Requirements:
What follows are records. Restate all of them word for word.

[BEGIN]

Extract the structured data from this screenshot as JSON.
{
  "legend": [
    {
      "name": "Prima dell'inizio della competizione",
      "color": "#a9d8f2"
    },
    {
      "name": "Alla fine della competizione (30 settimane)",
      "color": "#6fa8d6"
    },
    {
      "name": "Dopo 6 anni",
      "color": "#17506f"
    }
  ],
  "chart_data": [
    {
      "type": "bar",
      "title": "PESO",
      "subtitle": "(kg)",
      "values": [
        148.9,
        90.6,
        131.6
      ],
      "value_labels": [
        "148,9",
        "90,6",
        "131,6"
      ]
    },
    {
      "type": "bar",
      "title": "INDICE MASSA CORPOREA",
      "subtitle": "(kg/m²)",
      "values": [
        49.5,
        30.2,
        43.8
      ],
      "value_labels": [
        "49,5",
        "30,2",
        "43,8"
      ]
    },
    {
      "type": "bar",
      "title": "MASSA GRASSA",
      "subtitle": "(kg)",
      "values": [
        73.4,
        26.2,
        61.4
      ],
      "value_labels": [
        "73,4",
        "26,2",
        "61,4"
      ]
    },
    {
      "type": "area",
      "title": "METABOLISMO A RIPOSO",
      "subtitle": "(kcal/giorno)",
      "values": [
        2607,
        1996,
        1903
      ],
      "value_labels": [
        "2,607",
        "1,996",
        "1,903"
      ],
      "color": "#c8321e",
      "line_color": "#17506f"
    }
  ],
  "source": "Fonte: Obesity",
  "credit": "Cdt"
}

[END]

Written solution:
Extract the structured data from this screenshot as JSON.
{
  "legend": [
    {
      "name": "Prima dell'inizio della competizione",
      "color": "#a9d8f2"
    },
    {
      "name": "Alla fine della competizione (30 settimane)",
      "color": "#6fa8d6"
    },
    {
      "name": "Dopo 6 anni",
      "color": "#17506f"
    }
  ],
  "chart_data": [
    {
      "type": "bar",
      "title": "PESO",
      "subtitle": "(kg)",
      "values": [
        148.9,
        90.6,
        131.6
      ],
      "value_labels": [
        "148,9",
        "90,6",
        "131,6"
      ]
    },
    {
      "type": "bar",
      "title": "INDICE MASSA CORPOREA",
      "subtitle": "(kg/m²)",
      "values": [
        49.5,
        30.2,
        43.8
      ],
      "value_labels": [
        "49,5",
        "30,2",
        "43,8"
      ]
    },
    {
      "type": "bar",
      "title": "MASSA GRASSA",
      "subtitle": "(kg)",
      "values": [
        73.4,
        26.2,
        61.4
      ],
      "value_labels": [
        "73,4",
        "26,2",
        "61,4"
      ]
    },
    {
      "type": "area",
      "title": "METABOLISMO A RIPOSO",
      "subtitle": "(kcal/giorno)",
      "values": [
        2607,
        1996,
        1903
      ],
      "value_labels": [
        "2,607",
        "1,996",
        "1,903"
      ],
      "color": "#c8321e",
      "line_color": "#17506f"
    }
  ],
  "source": "Fonte: Obesity",
  "credit": "Cdt"
}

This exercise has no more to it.